_Instructions for the task:_
Could you print all the entries exactly?

_Information provided:_
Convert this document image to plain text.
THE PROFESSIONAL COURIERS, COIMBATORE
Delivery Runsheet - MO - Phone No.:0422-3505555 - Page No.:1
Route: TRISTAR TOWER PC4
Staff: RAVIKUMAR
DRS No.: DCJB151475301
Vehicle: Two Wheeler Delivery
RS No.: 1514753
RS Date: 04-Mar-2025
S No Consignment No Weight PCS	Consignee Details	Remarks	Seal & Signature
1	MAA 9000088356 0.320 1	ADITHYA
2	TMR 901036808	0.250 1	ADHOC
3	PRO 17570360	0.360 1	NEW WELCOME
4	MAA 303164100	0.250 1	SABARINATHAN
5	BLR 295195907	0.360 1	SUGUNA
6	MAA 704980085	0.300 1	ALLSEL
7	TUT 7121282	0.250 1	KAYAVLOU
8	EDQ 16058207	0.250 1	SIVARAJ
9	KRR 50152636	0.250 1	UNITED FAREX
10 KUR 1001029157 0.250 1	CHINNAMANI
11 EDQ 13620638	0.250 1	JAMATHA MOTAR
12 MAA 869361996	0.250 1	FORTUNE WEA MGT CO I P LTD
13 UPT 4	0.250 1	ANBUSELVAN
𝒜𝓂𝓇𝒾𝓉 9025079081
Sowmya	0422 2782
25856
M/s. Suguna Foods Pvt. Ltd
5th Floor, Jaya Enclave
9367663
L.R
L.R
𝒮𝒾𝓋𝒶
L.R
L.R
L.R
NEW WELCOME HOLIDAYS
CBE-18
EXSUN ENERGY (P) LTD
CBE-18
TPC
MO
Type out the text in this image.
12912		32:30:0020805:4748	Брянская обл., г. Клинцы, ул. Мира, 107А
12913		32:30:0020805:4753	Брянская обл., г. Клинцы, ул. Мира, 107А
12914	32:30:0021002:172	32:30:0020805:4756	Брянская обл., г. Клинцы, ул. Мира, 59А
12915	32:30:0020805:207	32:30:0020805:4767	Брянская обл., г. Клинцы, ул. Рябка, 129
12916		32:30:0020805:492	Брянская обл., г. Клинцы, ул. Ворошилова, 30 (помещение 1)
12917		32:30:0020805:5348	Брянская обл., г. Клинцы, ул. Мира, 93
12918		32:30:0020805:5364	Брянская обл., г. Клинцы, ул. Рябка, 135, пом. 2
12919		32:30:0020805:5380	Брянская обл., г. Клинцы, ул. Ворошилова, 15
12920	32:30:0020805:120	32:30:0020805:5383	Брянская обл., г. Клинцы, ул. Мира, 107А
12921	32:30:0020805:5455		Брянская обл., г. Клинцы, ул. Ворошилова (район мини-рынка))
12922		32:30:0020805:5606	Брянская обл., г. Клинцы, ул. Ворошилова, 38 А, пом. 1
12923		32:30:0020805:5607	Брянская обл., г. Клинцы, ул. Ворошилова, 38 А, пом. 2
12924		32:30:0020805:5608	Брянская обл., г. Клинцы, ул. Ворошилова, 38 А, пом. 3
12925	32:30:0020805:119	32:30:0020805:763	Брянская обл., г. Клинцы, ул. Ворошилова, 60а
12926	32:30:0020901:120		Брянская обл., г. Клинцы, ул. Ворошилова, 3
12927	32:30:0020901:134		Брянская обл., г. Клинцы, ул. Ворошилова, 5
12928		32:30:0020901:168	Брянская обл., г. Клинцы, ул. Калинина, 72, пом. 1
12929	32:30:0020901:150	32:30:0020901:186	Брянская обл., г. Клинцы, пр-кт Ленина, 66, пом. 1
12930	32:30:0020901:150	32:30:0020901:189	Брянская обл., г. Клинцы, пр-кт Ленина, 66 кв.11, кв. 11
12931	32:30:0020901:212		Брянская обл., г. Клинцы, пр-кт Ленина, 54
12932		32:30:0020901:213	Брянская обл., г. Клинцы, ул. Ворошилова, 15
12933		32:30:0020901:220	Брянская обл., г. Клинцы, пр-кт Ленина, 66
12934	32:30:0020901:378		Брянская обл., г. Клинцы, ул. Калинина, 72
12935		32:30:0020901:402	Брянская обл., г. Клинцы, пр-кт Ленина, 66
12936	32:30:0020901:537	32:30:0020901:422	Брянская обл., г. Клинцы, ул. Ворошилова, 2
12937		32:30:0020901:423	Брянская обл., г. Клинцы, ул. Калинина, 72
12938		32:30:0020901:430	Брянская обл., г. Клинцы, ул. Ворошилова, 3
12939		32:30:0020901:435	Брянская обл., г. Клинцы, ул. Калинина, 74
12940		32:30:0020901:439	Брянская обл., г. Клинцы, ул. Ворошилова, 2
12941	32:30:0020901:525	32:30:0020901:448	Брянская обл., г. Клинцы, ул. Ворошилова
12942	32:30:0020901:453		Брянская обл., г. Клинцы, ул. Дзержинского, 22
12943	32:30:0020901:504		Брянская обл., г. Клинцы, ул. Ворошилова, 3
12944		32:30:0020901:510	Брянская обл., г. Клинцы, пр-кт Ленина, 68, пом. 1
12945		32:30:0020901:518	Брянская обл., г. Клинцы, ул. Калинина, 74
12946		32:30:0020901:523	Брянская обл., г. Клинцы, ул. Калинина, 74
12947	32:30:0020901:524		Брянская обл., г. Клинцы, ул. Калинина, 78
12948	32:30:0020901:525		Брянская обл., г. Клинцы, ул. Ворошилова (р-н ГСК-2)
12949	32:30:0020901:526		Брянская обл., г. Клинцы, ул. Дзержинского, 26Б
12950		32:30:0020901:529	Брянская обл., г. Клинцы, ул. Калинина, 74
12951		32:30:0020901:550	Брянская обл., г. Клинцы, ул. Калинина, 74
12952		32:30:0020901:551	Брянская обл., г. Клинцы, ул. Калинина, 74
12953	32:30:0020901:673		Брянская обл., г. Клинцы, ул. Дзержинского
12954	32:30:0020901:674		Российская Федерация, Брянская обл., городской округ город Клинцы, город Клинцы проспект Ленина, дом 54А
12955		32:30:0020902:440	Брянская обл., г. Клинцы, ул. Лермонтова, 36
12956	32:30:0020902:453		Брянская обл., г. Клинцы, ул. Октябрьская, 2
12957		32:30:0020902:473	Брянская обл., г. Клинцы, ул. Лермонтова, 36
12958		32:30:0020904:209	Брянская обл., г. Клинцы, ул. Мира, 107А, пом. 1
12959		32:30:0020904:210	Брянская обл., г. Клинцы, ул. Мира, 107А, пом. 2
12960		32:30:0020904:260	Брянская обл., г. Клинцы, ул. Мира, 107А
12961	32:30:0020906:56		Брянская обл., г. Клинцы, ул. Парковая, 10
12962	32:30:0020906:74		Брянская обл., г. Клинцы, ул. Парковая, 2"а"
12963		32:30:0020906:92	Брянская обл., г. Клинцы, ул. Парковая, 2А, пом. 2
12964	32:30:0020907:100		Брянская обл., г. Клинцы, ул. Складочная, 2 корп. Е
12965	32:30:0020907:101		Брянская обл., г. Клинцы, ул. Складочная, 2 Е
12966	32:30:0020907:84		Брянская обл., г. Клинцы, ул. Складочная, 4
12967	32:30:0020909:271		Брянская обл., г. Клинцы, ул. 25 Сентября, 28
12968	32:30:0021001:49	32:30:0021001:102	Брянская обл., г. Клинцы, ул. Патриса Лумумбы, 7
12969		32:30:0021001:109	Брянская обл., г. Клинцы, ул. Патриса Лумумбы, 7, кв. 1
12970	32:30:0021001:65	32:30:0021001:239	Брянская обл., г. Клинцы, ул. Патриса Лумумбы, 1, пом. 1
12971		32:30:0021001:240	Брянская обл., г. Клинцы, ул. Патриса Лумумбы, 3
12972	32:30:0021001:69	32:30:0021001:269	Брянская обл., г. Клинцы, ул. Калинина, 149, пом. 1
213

_Written solution:_
Convert this document image to plain text.
THE PROFESSIONAL COURIERS, COIMBATORE
Delivery Runsheet - MO - Phone No.:0422-3505555 - Page No.:1
Route: TRISTAR TOWER PC4
Staff: RAVIKUMAR
DRS No.: DCJB151475301
Vehicle: Two Wheeler Delivery
RS No.: 1514753
RS Date: 04-Mar-2025
S No Consignment No Weight PCS	Consignee Details	Remarks	Seal & Signature
1	MAA 9000088356 0.320 1	ADITHYA
2	TMR 901036808	0.250 1	ADHOC
3	PRO 17570360	0.360 1	NEW WELCOME
4	MAA 303164100	0.250 1	SABARINATHAN
5	BLR 295195907	0.360 1	SUGUNA
6	MAA 704980085	0.300 1	ALLSEL
7	TUT 7121282	0.250 1	KAYAVLOU
8	EDQ 16058207	0.250 1	SIVARAJ
9	KRR 50152636	0.250 1	UNITED FAREX
10 KUR 1001029157 0.250 1	CHINNAMANI
11 EDQ 13620638	0.250 1	JAMATHA MOTAR
12 MAA 869361996	0.250 1	FORTUNE WEA MGT CO I P LTD
13 UPT 4	0.250 1	ANBUSELVAN
𝒜𝓂𝓇𝒾𝓉 9025079081
Sowmya	0422 2782
25856
M/s. Suguna Foods Pvt. Ltd
5th Floor, Jaya Enclave
9367663
L.R
L.R
𝒮𝒾𝓋𝒶
L.R
L.R
L.R
NEW WELCOME HOLIDAYS
CBE-18
EXSUN ENERGY (P) LTD
CBE-18
TPC
MO
Type out the text in this image.
12912		32:30:0020805:4748	Брянская обл., г. Клинцы, ул. Мира, 107А
12913		32:30:0020805:4753	Брянская обл., г. Клинцы, ул. Мира, 107А
12914	32:30:0021002:172	32:30:0020805:4756	Брянская обл., г. Клинцы, ул. Мира, 59А
12915	32:30:0020805:207	32:30:0020805:4767	Брянская обл., г. Клинцы, ул. Рябка, 129
12916		32:30:0020805:492	Брянская обл., г. Клинцы, ул. Ворошилова, 30 (помещение 1)
12917		32:30:0020805:5348	Брянская обл., г. Клинцы, ул. Мира, 93
12918		32:30:0020805:5364	Брянская обл., г. Клинцы, ул. Рябка, 135, пом. 2
12919		32:30:0020805:5380	Брянская обл., г. Клинцы, ул. Ворошилова, 15
12920	32:30:0020805:120	32:30:0020805:5383	Брянская обл., г. Клинцы, ул. Мира, 107А
12921	32:30:0020805:5455		Брянская обл., г. Клинцы, ул. Ворошилова (район мини-рынка))
12922		32:30:0020805:5606	Брянская обл., г. Клинцы, ул. Ворошилова, 38 А, пом. 1
12923		32:30:0020805:5607	Брянская обл., г. Клинцы, ул. Ворошилова, 38 А, пом. 2
12924		32:30:0020805:5608	Брянская обл., г. Клинцы, ул. Ворошилова, 38 А, пом. 3
12925	32:30:0020805:119	32:30:0020805:763	Брянская обл., г. Клинцы, ул. Ворошилова, 60а
12926	32:30:0020901:120		Брянская обл., г. Клинцы, ул. Ворошилова, 3
12927	32:30:0020901:134		Брянская обл., г. Клинцы, ул. Ворошилова, 5
12928		32:30:0020901:168	Брянская обл., г. Клинцы, ул. Калинина, 72, пом. 1
12929	32:30:0020901:150	32:30:0020901:186	Брянская обл., г. Клинцы, пр-кт Ленина, 66, пом. 1
12930	32:30:0020901:150	32:30:0020901:189	Брянская обл., г. Клинцы, пр-кт Ленина, 66 кв.11, кв. 11
12931	32:30:0020901:212		Брянская обл., г. Клинцы, пр-кт Ленина, 54
12932		32:30:0020901:213	Брянская обл., г. Клинцы, ул. Ворошилова, 15
12933		32:30:0020901:220	Брянская обл., г. Клинцы, пр-кт Ленина, 66
12934	32:30:0020901:378		Брянская обл., г. Клинцы, ул. Калинина, 72
12935		32:30:0020901:402	Брянская обл., г. Клинцы, пр-кт Ленина, 66
12936	32:30:0020901:537	32:30:0020901:422	Брянская обл., г. Клинцы, ул. Ворошилова, 2
12937		32:30:0020901:423	Брянская обл., г. Клинцы, ул. Калинина, 72
12938		32:30:0020901:430	Брянская обл., г. Клинцы, ул. Ворошилова, 3
12939		32:30:0020901:435	Брянская обл., г. Клинцы, ул. Калинина, 74
12940		32:30:0020901:439	Брянская обл., г. Клинцы, ул. Ворошилова, 2
12941	32:30:0020901:525	32:30:0020901:448	Брянская обл., г. Клинцы, ул. Ворошилова
12942	32:30:0020901:453		Брянская обл., г. Клинцы, ул. Дзержинского, 22
12943	32:30:0020901:504		Брянская обл., г. Клинцы, ул. Ворошилова, 3
12944		32:30:0020901:510	Брянская обл., г. Клинцы, пр-кт Ленина, 68, пом. 1
12945		32:30:0020901:518	Брянская обл., г. Клинцы, ул. Калинина, 74
12946		32:30:0020901:523	Брянская обл., г. Клинцы, ул. Калинина, 74
12947	32:30:0020901:524		Брянская обл., г. Клинцы, ул. Калинина, 78
12948	32:30:0020901:525		Брянская обл., г. Клинцы, ул. Ворошилова (р-н ГСК-2)
12949	32:30:0020901:526		Брянская обл., г. Клинцы, ул. Дзержинского, 26Б
12950		32:30:0020901:529	Брянская обл., г. Клинцы, ул. Калинина, 74
12951		32:30:0020901:550	Брянская обл., г. Клинцы, ул. Калинина, 74
12952		32:30:0020901:551	Брянская обл., г. Клинцы, ул. Калинина, 74
12953	32:30:0020901:673		Брянская обл., г. Клинцы, ул. Дзержинского
12954	32:30:0020901:674		Российская Федерация, Брянская обл., городской округ город Клинцы, город Клинцы проспект Ленина, дом 54А
12955		32:30:0020902:440	Брянская обл., г. Клинцы, ул. Лермонтова, 36
12956	32:30:0020902:453		Брянская обл., г. Клинцы, ул. Октябрьская, 2
12957		32:30:0020902:473	Брянская обл., г. Клинцы, ул. Лермонтова, 36
12958		32:30:0020904:209	Брянская обл., г. Клинцы, ул. Мира, 107А, пом. 1
12959		32:30:0020904:210	Брянская обл., г. Клинцы, ул. Мира, 107А, пом. 2
12960		32:30:0020904:260	Брянская обл., г. Клинцы, ул. Мира, 107А
12961	32:30:0020906:56		Брянская обл., г. Клинцы, ул. Парковая, 10
12962	32:30:0020906:74		Брянская обл., г. Клинцы, ул. Парковая, 2"а"
12963		32:30:0020906:92	Брянская обл., г. Клинцы, ул. Парковая, 2А, пом. 2
12964	32:30:0020907:100		Брянская обл., г. Клинцы, ул. Складочная, 2 корп. Е
12965	32:30:0020907:101		Брянская обл., г. Клинцы, ул. Складочная, 2 Е
12966	32:30:0020907:84		Брянская обл., г. Клинцы, ул. Складочная, 4
12967	32:30:0020909:271		Брянская обл., г. Клинцы, ул. 25 Сентября, 28
12968	32:30:0021001:49	32:30:0021001:102	Брянская обл., г. Клинцы, ул. Патриса Лумумбы, 7
12969		32:30:0021001:109	Брянская обл., г. Клинцы, ул. Патриса Лумумбы, 7, кв. 1
12970	32:30:0021001:65	32:30:0021001:239	Брянская обл., г. Клинцы, ул. Патриса Лумумбы, 1, пом. 1
12971		32:30:0021001:240	Брянская обл., г. Клинцы, ул. Патриса Лумумбы, 3
12972	32:30:0021001:69	32:30:0021001:269	Брянская обл., г. Клинцы, ул. Калинина, 149, пом. 1
213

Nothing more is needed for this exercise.